<<<<

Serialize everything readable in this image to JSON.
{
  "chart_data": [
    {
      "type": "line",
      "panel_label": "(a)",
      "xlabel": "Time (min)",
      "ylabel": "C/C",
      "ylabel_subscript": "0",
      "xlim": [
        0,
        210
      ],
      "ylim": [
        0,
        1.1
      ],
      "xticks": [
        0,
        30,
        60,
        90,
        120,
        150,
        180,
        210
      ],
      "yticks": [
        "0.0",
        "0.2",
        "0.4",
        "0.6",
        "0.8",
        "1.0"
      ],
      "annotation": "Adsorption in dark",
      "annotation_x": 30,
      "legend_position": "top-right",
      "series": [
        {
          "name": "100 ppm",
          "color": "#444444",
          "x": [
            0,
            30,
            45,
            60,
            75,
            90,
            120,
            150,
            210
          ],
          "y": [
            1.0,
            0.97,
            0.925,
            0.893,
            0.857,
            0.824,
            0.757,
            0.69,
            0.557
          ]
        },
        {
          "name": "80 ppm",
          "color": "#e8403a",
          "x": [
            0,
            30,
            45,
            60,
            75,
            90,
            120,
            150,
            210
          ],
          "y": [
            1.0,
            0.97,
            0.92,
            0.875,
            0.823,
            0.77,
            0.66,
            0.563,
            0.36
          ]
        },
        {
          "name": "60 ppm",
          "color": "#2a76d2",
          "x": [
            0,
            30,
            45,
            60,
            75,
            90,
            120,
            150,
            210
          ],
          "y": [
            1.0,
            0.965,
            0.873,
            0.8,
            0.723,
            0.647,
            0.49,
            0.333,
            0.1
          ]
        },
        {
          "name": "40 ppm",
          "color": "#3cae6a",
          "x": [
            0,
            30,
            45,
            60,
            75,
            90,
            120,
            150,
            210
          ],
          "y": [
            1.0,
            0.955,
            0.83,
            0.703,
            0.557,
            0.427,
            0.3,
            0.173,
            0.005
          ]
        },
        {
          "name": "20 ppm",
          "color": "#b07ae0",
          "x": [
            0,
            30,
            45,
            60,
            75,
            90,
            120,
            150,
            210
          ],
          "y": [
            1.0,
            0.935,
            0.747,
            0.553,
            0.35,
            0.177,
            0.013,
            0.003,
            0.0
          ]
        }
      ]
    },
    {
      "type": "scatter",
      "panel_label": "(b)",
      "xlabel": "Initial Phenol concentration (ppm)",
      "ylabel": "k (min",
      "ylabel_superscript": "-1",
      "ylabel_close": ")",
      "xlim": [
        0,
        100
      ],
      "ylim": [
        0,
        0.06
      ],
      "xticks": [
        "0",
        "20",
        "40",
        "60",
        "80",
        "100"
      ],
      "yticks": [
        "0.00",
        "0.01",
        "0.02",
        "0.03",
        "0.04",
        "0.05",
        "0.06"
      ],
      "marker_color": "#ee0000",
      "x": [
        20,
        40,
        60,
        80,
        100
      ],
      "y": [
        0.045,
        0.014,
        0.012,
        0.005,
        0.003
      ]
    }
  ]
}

>>>>
<<<<

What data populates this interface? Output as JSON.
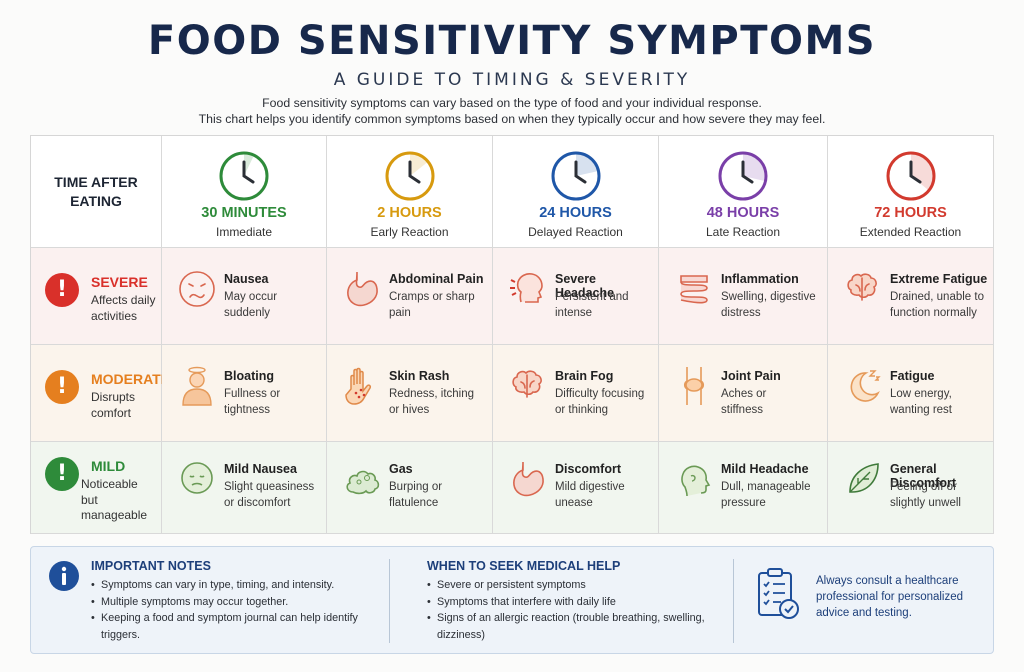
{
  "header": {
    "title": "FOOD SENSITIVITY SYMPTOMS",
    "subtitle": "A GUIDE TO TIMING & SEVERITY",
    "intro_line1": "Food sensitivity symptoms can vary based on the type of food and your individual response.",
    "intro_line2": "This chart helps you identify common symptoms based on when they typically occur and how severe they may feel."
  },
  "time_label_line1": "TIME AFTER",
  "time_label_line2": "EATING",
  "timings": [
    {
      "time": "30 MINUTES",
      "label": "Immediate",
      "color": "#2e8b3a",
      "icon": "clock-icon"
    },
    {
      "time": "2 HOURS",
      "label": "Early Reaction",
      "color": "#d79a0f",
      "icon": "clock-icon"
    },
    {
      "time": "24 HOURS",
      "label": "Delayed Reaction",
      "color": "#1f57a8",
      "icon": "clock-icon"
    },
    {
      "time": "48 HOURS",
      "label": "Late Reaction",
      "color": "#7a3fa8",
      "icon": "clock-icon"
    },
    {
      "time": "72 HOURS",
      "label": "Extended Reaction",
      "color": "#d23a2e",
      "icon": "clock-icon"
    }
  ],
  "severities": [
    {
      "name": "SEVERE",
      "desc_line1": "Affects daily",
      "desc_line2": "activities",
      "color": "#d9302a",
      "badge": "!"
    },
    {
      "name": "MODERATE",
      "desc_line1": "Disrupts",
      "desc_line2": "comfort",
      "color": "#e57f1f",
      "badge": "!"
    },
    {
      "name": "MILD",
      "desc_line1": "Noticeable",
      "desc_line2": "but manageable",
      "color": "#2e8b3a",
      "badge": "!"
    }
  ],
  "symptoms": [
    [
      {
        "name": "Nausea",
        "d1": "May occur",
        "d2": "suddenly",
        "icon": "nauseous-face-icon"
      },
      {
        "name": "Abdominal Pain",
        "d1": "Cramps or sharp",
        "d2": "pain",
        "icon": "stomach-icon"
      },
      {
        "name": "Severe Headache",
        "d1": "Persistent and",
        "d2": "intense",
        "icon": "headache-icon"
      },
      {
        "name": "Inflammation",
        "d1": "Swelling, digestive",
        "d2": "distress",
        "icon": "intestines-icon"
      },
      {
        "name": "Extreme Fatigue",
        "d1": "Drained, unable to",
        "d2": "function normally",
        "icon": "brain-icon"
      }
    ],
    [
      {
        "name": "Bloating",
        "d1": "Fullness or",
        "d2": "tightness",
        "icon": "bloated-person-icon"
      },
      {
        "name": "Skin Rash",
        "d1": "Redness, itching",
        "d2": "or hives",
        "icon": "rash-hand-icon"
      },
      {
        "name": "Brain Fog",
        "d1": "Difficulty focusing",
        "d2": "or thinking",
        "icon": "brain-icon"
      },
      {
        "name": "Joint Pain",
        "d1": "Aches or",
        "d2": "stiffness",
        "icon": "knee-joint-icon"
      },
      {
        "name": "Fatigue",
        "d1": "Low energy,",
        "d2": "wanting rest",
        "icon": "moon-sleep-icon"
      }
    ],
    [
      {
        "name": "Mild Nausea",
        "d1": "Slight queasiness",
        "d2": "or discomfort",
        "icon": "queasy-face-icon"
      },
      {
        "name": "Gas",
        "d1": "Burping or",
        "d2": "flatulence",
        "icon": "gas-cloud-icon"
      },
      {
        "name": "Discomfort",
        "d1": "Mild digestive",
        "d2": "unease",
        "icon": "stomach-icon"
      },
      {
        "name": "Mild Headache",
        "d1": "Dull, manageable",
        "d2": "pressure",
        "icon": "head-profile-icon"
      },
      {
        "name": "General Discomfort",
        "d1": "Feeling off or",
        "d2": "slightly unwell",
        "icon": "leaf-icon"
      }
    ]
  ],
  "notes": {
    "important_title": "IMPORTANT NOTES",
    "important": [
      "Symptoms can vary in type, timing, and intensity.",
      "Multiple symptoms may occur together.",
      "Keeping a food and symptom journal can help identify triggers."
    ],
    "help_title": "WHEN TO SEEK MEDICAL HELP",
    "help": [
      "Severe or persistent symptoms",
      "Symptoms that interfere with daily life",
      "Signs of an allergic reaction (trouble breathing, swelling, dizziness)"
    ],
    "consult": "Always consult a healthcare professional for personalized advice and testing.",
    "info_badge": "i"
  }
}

>>>>

TASK INSTRUCTIONS
Scan the listing above. Collect all lines with the word "type".

EXPECTED OUTPUT
      "type": "line",
      "type": "scatter",
    "intro_line1": "Food sensitivity symptoms can vary based on the type of food and your individual response.",
      "Symptoms can vary in type, timing, and intensity.",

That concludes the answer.